_PROVIDED RECORDS_
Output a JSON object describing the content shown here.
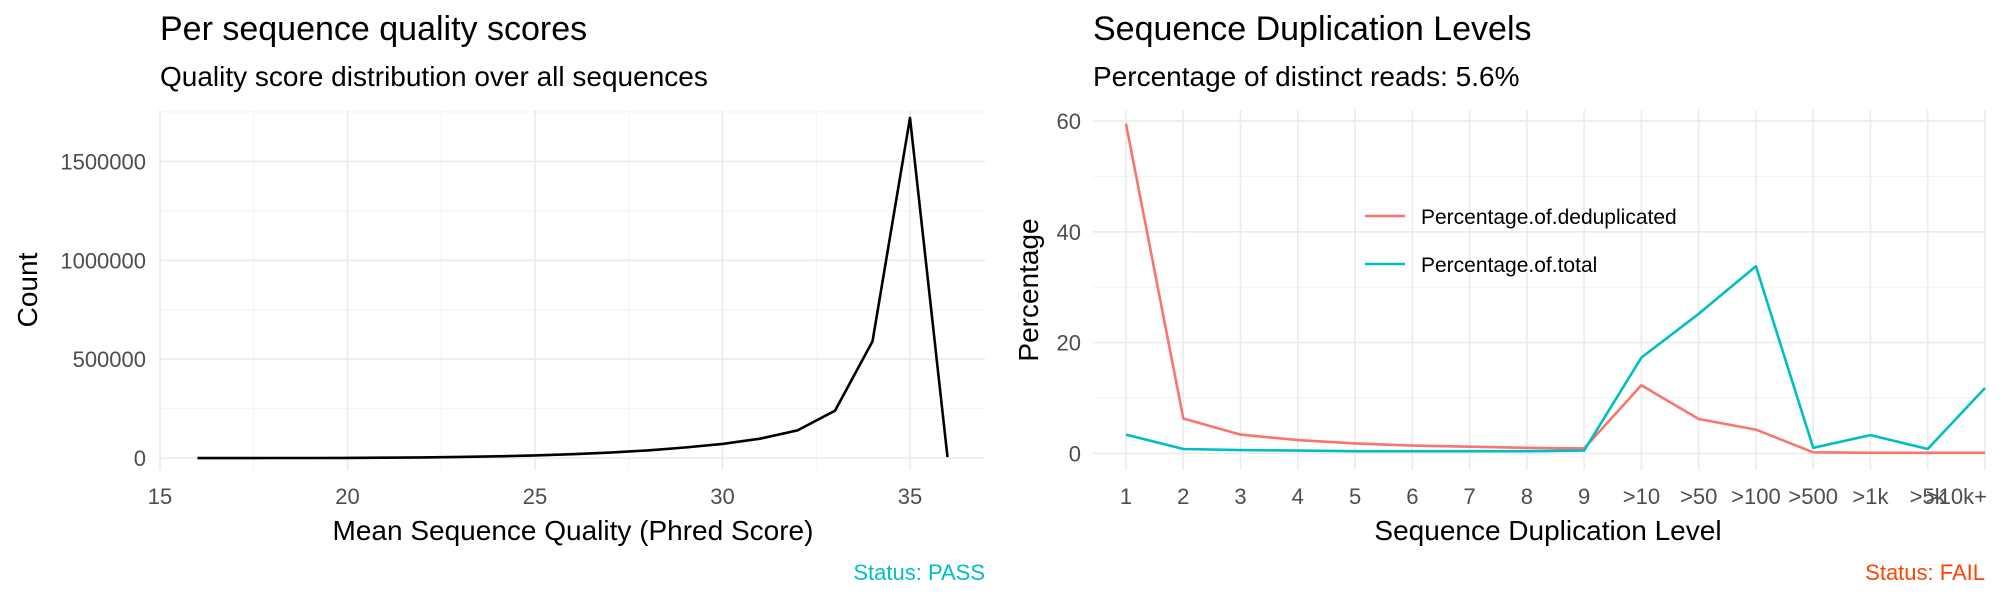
{
  "chart_data": [
    {
      "type": "line",
      "title": "Per sequence quality scores",
      "subtitle": "Quality score distribution over all sequences",
      "xlabel": "Mean Sequence Quality (Phred Score)",
      "ylabel": "Count",
      "xlim": [
        15,
        37
      ],
      "ylim": [
        -60000,
        1760000
      ],
      "x_ticks": [
        15,
        20,
        25,
        30,
        35
      ],
      "x_tick_labels": [
        "15",
        "20",
        "25",
        "30",
        "35"
      ],
      "y_ticks": [
        0,
        500000,
        1000000,
        1500000
      ],
      "y_tick_labels": [
        "0",
        "500000",
        "1000000",
        "1500000"
      ],
      "grid": true,
      "legend": "none",
      "status": "Status: PASS",
      "status_color": "#00BFC4",
      "series": [
        {
          "color": "#000000",
          "x": [
            16,
            17,
            18,
            19,
            20,
            21,
            22,
            23,
            24,
            25,
            26,
            27,
            28,
            29,
            30,
            31,
            32,
            33,
            34,
            35,
            36
          ],
          "values": [
            200,
            300,
            500,
            800,
            1200,
            2000,
            3500,
            6000,
            9500,
            14000,
            20000,
            28000,
            39000,
            54000,
            72000,
            98000,
            140000,
            240000,
            590000,
            1720000,
            5000
          ]
        }
      ]
    },
    {
      "type": "line",
      "title": "Sequence Duplication Levels",
      "subtitle": "Percentage of distinct reads: 5.6%",
      "xlabel": "Sequence Duplication Level",
      "ylabel": "Percentage",
      "categories": [
        "1",
        "2",
        "3",
        "4",
        "5",
        "6",
        "7",
        "8",
        "9",
        ">10",
        ">50",
        ">100",
        ">500",
        ">1k",
        ">5k",
        ">10k+"
      ],
      "ylim": [
        -3,
        62
      ],
      "y_ticks": [
        0,
        20,
        40,
        60
      ],
      "y_tick_labels": [
        "0",
        "20",
        "40",
        "60"
      ],
      "grid": true,
      "legend": "inside-top-center",
      "status": "Status: FAIL",
      "status_color": "#FF4500",
      "series": [
        {
          "name": "Percentage.of.deduplicated",
          "color": "#F8766D",
          "values": [
            59.5,
            6.3,
            3.4,
            2.4,
            1.8,
            1.4,
            1.2,
            1.0,
            0.9,
            12.3,
            6.2,
            4.3,
            0.2,
            0.1,
            0.1,
            0.1
          ]
        },
        {
          "name": "Percentage.of.total",
          "color": "#00BFC4",
          "values": [
            3.4,
            0.8,
            0.6,
            0.5,
            0.4,
            0.4,
            0.4,
            0.4,
            0.5,
            17.3,
            25.2,
            33.8,
            1.0,
            3.3,
            0.8,
            11.8
          ]
        }
      ]
    }
  ]
}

_YOUR OBJECTIVE_
Restate the records above in full, word for word. Keep pictures out.

_ANSWER_
Output a JSON object describing the content shown here.
{
  "chart_data": [
    {
      "type": "line",
      "title": "Per sequence quality scores",
      "subtitle": "Quality score distribution over all sequences",
      "xlabel": "Mean Sequence Quality (Phred Score)",
      "ylabel": "Count",
      "xlim": [
        15,
        37
      ],
      "ylim": [
        -60000,
        1760000
      ],
      "x_ticks": [
        15,
        20,
        25,
        30,
        35
      ],
      "x_tick_labels": [
        "15",
        "20",
        "25",
        "30",
        "35"
      ],
      "y_ticks": [
        0,
        500000,
        1000000,
        1500000
      ],
      "y_tick_labels": [
        "0",
        "500000",
        "1000000",
        "1500000"
      ],
      "grid": true,
      "legend": "none",
      "status": "Status: PASS",
      "status_color": "#00BFC4",
      "series": [
        {
          "color": "#000000",
          "x": [
            16,
            17,
            18,
            19,
            20,
            21,
            22,
            23,
            24,
            25,
            26,
            27,
            28,
            29,
            30,
            31,
            32,
            33,
            34,
            35,
            36
          ],
          "values": [
            200,
            300,
            500,
            800,
            1200,
            2000,
            3500,
            6000,
            9500,
            14000,
            20000,
            28000,
            39000,
            54000,
            72000,
            98000,
            140000,
            240000,
            590000,
            1720000,
            5000
          ]
        }
      ]
    },
    {
      "type": "line",
      "title": "Sequence Duplication Levels",
      "subtitle": "Percentage of distinct reads: 5.6%",
      "xlabel": "Sequence Duplication Level",
      "ylabel": "Percentage",
      "categories": [
        "1",
        "2",
        "3",
        "4",
        "5",
        "6",
        "7",
        "8",
        "9",
        ">10",
        ">50",
        ">100",
        ">500",
        ">1k",
        ">5k",
        ">10k+"
      ],
      "ylim": [
        -3,
        62
      ],
      "y_ticks": [
        0,
        20,
        40,
        60
      ],
      "y_tick_labels": [
        "0",
        "20",
        "40",
        "60"
      ],
      "grid": true,
      "legend": "inside-top-center",
      "status": "Status: FAIL",
      "status_color": "#FF4500",
      "series": [
        {
          "name": "Percentage.of.deduplicated",
          "color": "#F8766D",
          "values": [
            59.5,
            6.3,
            3.4,
            2.4,
            1.8,
            1.4,
            1.2,
            1.0,
            0.9,
            12.3,
            6.2,
            4.3,
            0.2,
            0.1,
            0.1,
            0.1
          ]
        },
        {
          "name": "Percentage.of.total",
          "color": "#00BFC4",
          "values": [
            3.4,
            0.8,
            0.6,
            0.5,
            0.4,
            0.4,
            0.4,
            0.4,
            0.5,
            17.3,
            25.2,
            33.8,
            1.0,
            3.3,
            0.8,
            11.8
          ]
        }
      ]
    }
  ]
}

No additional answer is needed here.